Zu erledigen
Suchen Sie in den folgenden Daten jede Zeile, die die Zeichenfolge „window“ enthält, und schreiben Sie jede dieser Zeilen vollständig ab.

Arbeitsdaten
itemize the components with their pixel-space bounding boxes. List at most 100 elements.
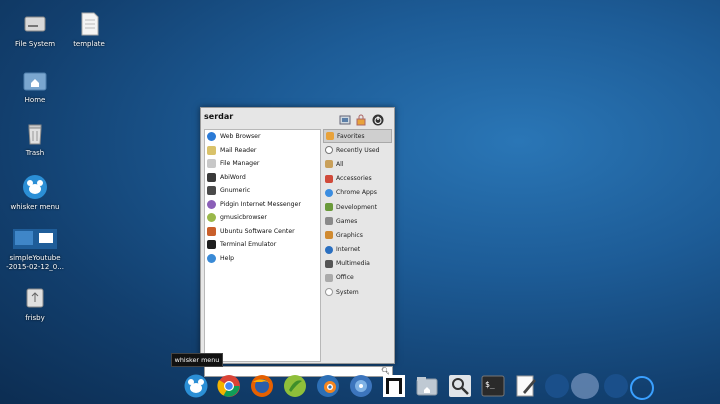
abiword-icon	[207, 172, 216, 182]
desktop-icon-label: frisby	[25, 314, 45, 322]
category-graphics[interactable]: Graphics	[323, 228, 392, 242]
drive-icon	[22, 11, 48, 37]
terminal-icon: $_	[481, 375, 505, 397]
fav-abiword[interactable]: AbiWord	[205, 171, 320, 185]
favorites-list: Web Browser Mail Reader File Manager Abi…	[204, 129, 321, 362]
magnifier-icon	[449, 375, 471, 397]
fav-gmusicbrowser[interactable]: gmusicbrowser	[205, 211, 320, 225]
desktop-icon-label: simpleYoutube -2015-02-12_0...	[6, 254, 64, 271]
window-icon	[383, 375, 405, 397]
music-icon	[207, 213, 216, 223]
desktop-icon-whisker-menu[interactable]: whisker menu	[3, 174, 67, 212]
category-games[interactable]: Games	[323, 214, 392, 228]
power-icon	[372, 114, 384, 126]
workspace-2[interactable]	[571, 373, 599, 399]
video-thumbnail-icon	[13, 227, 57, 251]
category-chrome-apps[interactable]: Chrome Apps	[323, 186, 392, 200]
gnumeric-icon	[207, 186, 216, 196]
fav-web-browser[interactable]: Web Browser	[205, 130, 320, 144]
workspace-1[interactable]	[545, 374, 569, 398]
desktop-icon-home[interactable]: Home	[3, 67, 67, 105]
chrome-icon	[217, 375, 240, 397]
logout-button[interactable]	[372, 111, 384, 126]
accessories-icon	[325, 174, 333, 183]
star-icon	[326, 132, 334, 141]
document-icon	[76, 11, 102, 37]
fav-help[interactable]: Help	[205, 252, 320, 266]
file-manager-icon	[207, 159, 216, 169]
help-icon	[207, 253, 216, 263]
search-launcher[interactable]	[448, 374, 472, 398]
window-launcher[interactable]	[382, 374, 406, 398]
clock-icon	[325, 146, 333, 155]
lock-screen-button[interactable]	[355, 111, 367, 126]
fav-mail-reader[interactable]: Mail Reader	[205, 144, 320, 158]
whisker-menu-window: serdar Web Browser Mail Reader File Mana…	[200, 107, 395, 377]
category-office[interactable]: Office	[323, 271, 392, 285]
mail-icon	[207, 145, 216, 155]
fav-pidgin[interactable]: Pidgin Internet Messenger	[205, 198, 320, 212]
home-folder-icon	[22, 67, 48, 93]
settings-icon	[339, 115, 351, 125]
desktop-icon-trash[interactable]: Trash	[3, 120, 67, 158]
desktop-icon-label: Trash	[25, 149, 45, 157]
multimedia-launcher[interactable]	[349, 374, 373, 398]
lock-icon	[356, 114, 366, 126]
desktop-icon-label: Home	[24, 96, 46, 104]
software-center-icon	[207, 226, 216, 236]
usb-drive-icon	[22, 285, 48, 311]
stacer-launcher[interactable]	[283, 374, 307, 398]
tooltip: whisker menu	[171, 353, 223, 367]
desktop-icon-frisby[interactable]: frisby	[3, 285, 67, 323]
desktop-icon-template[interactable]: template	[57, 11, 121, 49]
pidgin-icon	[207, 199, 216, 209]
whisker-mouse-icon	[22, 174, 48, 200]
category-development[interactable]: Development	[323, 200, 392, 214]
web-browser-icon	[207, 132, 216, 142]
text-editor-launcher[interactable]	[514, 374, 538, 398]
globe-icon	[325, 245, 333, 254]
workspace-4[interactable]	[630, 376, 654, 400]
fav-ubuntu-software-center[interactable]: Ubuntu Software Center	[205, 225, 320, 239]
category-list: Favorites Recently Used All Accessories …	[323, 129, 392, 299]
fav-gnumeric[interactable]: Gnumeric	[205, 184, 320, 198]
development-icon	[325, 203, 333, 212]
category-internet[interactable]: Internet	[323, 243, 392, 257]
multimedia-icon	[325, 259, 333, 268]
firefox-icon	[251, 375, 273, 397]
category-accessories[interactable]: Accessories	[323, 172, 392, 186]
terminal-icon	[207, 240, 216, 250]
category-recently-used[interactable]: Recently Used	[323, 143, 392, 157]
category-favorites[interactable]: Favorites	[323, 129, 392, 144]
fav-terminal-emulator[interactable]: Terminal Emulator	[205, 238, 320, 252]
category-multimedia[interactable]: Multimedia	[323, 257, 392, 271]
settings-button[interactable]	[339, 111, 351, 125]
whisker-mouse-icon	[184, 374, 208, 398]
home-folder-launcher[interactable]	[415, 374, 439, 398]
workspace-3[interactable]	[604, 374, 628, 398]
editor-icon	[516, 375, 536, 397]
category-system[interactable]: System	[323, 285, 392, 299]
desktop-icon-label: whisker menu	[10, 203, 60, 211]
graphics-icon	[325, 231, 333, 240]
username-label: serdar	[204, 112, 234, 121]
fav-file-manager[interactable]: File Manager	[205, 157, 320, 171]
svg-text:$_: $_	[485, 380, 495, 389]
desktop-icon-video[interactable]: simpleYoutube -2015-02-12_0...	[3, 227, 67, 272]
chrome-icon	[325, 188, 333, 197]
blender-launcher[interactable]	[316, 374, 340, 398]
media-player-icon	[350, 375, 372, 397]
folder-icon	[416, 377, 438, 396]
terminal-launcher[interactable]: $_	[481, 374, 505, 398]
chrome-launcher[interactable]	[217, 374, 241, 398]
system-gear-icon	[325, 288, 333, 297]
office-icon	[325, 273, 333, 282]
firefox-launcher[interactable]	[250, 374, 274, 398]
leaf-icon	[284, 375, 306, 397]
all-apps-icon	[325, 160, 333, 169]
trash-icon	[22, 120, 48, 146]
blender-icon	[317, 375, 339, 397]
category-all[interactable]: All	[323, 157, 392, 171]
desktop-icon-label: template	[73, 40, 105, 48]
whisker-menu-panel-button[interactable]	[184, 374, 208, 398]
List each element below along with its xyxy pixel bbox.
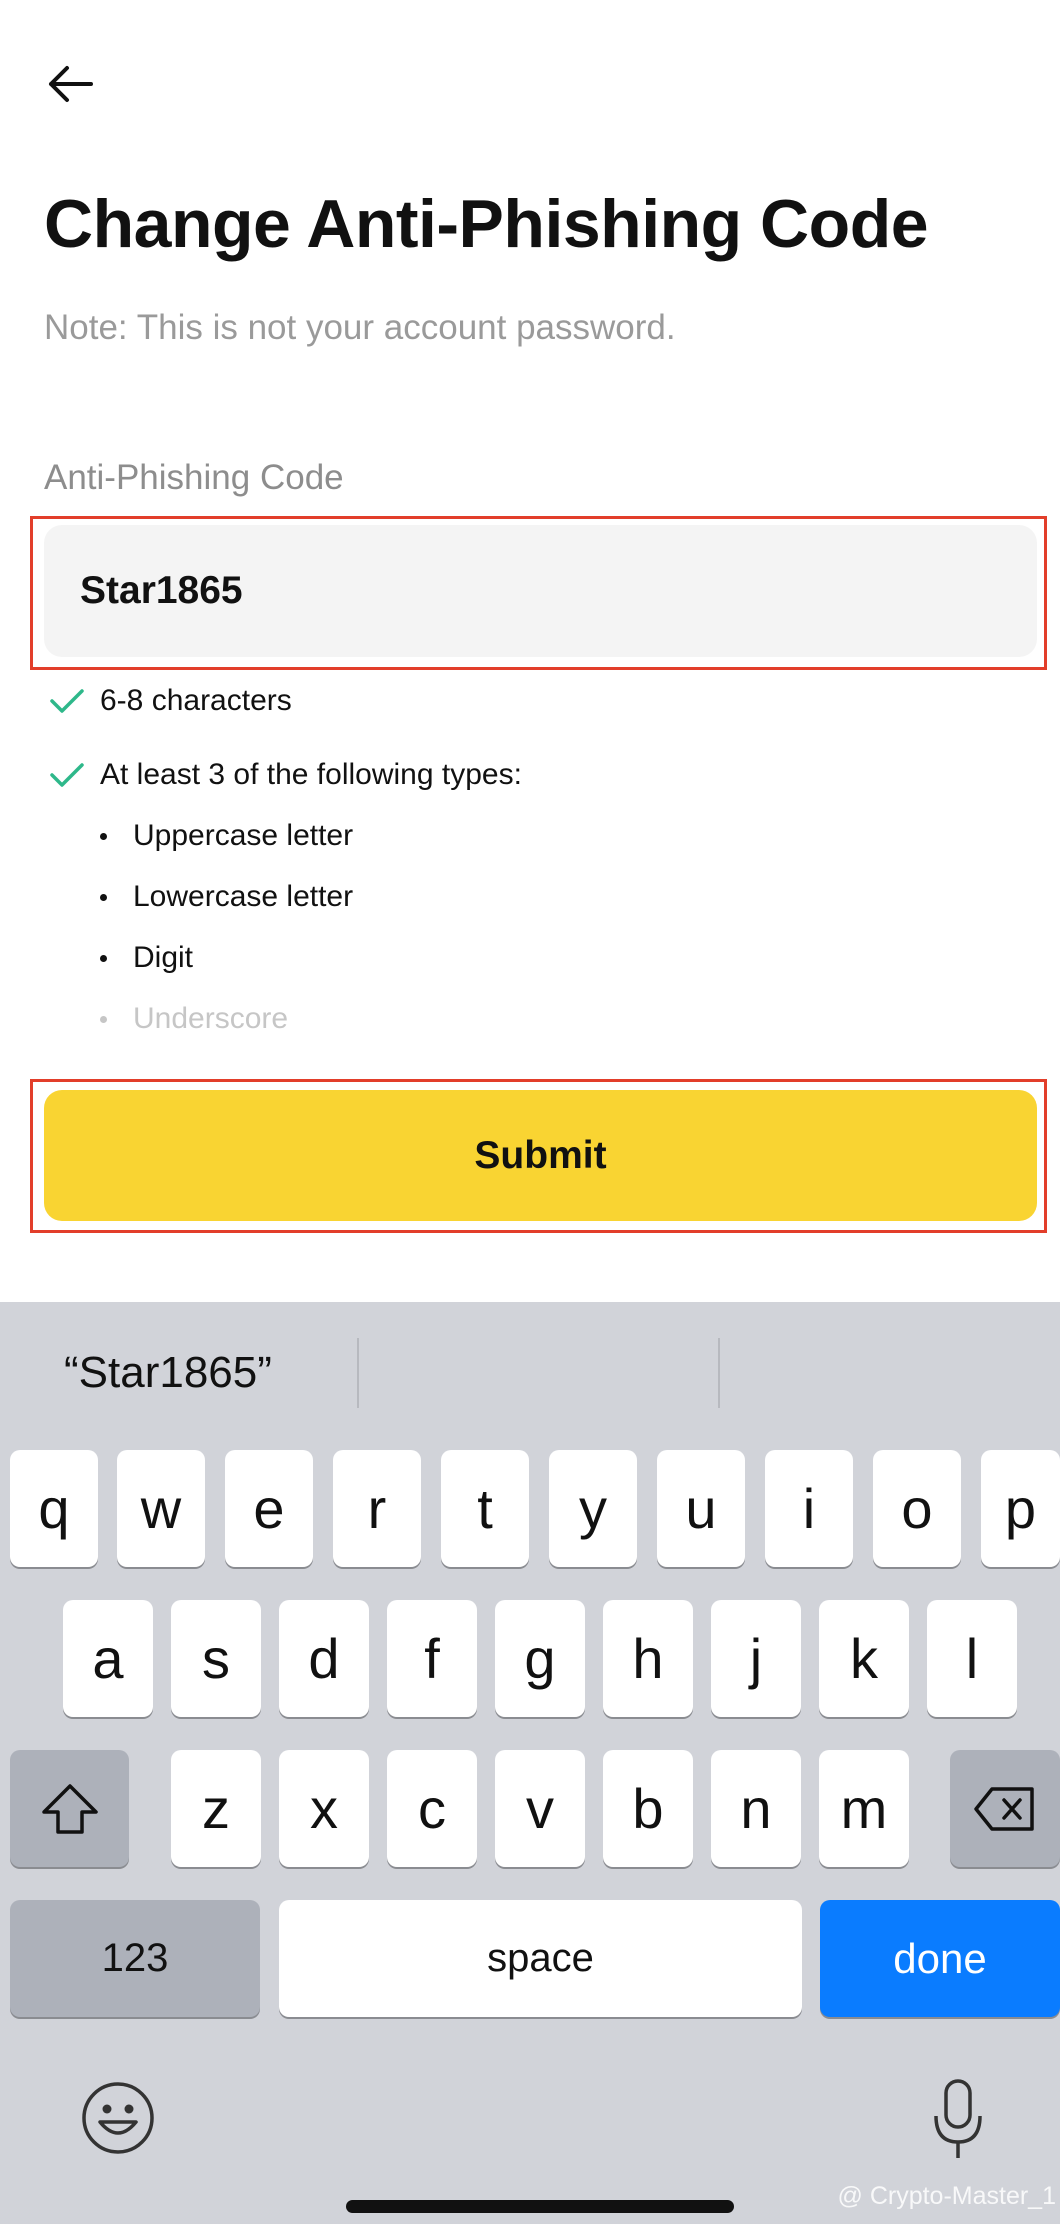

Schriftliche Lösung
window-icon	[383, 375, 405, 397]
window-launcher[interactable]	[382, 374, 406, 398]
whisker-menu-window: serdar Web Browser Mail Reader File Mana…	[200, 107, 395, 377]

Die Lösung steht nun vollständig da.